SUPPLIED INFORMATION:

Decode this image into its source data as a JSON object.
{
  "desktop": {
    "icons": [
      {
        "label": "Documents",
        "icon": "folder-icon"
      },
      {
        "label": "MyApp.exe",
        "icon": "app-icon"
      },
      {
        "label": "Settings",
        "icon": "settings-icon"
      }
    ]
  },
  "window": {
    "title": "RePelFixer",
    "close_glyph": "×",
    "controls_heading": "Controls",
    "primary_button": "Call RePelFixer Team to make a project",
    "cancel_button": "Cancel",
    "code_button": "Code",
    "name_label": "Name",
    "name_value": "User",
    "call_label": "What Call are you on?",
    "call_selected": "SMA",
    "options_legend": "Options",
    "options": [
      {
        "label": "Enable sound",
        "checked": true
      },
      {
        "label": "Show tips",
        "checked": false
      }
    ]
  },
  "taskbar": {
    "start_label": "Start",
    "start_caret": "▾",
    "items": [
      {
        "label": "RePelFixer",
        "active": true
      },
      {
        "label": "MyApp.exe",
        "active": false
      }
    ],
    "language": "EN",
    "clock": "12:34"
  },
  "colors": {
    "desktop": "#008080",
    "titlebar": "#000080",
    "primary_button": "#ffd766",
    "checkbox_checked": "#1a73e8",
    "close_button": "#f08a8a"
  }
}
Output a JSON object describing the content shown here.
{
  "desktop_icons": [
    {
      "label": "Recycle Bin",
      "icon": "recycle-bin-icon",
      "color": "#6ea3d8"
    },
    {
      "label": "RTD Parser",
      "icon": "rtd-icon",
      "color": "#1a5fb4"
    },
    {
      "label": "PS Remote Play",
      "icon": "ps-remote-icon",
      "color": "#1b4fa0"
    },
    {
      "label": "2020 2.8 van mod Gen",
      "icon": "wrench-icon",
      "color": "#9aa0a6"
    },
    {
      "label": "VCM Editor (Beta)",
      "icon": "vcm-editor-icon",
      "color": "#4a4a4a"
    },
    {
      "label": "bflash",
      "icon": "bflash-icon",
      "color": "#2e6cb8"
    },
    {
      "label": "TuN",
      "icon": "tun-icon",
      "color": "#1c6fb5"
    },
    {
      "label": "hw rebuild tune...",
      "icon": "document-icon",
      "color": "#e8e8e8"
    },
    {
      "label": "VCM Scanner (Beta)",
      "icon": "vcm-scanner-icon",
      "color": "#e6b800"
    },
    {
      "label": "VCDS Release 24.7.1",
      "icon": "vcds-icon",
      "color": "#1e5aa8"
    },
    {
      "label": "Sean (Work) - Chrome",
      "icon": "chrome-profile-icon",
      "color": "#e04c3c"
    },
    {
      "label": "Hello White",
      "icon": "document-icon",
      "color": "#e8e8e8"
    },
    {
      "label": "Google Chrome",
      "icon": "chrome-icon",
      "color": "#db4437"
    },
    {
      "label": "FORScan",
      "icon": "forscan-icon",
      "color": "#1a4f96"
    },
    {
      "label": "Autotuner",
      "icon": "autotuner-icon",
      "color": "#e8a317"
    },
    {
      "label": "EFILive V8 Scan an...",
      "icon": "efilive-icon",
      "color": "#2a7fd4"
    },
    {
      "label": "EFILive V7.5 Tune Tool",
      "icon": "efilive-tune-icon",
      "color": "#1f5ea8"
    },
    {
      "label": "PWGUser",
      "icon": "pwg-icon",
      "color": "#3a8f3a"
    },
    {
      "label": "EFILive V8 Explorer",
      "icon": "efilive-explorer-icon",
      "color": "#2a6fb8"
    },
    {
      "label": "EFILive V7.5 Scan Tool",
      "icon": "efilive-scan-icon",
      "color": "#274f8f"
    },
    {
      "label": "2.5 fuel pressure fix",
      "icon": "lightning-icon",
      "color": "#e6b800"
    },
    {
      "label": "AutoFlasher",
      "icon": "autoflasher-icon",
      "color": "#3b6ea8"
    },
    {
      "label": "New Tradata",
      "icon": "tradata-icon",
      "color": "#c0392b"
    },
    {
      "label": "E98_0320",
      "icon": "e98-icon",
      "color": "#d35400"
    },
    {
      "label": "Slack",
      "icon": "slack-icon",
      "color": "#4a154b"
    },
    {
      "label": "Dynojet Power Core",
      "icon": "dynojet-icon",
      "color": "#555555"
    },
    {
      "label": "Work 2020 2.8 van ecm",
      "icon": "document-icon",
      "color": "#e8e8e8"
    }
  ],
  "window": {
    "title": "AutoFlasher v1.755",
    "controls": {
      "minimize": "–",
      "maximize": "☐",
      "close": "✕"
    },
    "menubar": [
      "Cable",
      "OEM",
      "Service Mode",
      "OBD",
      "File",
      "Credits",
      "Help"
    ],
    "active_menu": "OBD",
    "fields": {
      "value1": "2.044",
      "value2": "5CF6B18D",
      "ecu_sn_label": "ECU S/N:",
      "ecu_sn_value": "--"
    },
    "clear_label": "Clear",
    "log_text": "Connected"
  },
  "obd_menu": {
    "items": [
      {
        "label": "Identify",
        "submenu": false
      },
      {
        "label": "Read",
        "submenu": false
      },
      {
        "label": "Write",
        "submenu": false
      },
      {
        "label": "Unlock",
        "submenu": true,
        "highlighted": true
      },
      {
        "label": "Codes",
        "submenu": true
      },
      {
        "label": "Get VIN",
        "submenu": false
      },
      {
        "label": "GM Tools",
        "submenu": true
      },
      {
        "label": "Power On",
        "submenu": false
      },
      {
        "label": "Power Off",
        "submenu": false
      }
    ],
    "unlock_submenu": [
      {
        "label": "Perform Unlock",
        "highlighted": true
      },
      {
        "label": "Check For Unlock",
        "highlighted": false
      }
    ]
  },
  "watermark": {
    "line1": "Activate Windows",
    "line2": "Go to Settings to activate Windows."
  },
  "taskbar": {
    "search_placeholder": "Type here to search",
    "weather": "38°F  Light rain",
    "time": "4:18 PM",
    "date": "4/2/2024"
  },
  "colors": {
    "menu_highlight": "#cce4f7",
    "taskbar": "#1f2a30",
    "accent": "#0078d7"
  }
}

PROBLEM REQUIREMENTS:
Collect every line above that contains the word "RePelFixer".

FINISHED TASK:
    "title": "RePelFixer",
    "primary_button": "Call RePelFixer Team to make a project",
        "label": "RePelFixer",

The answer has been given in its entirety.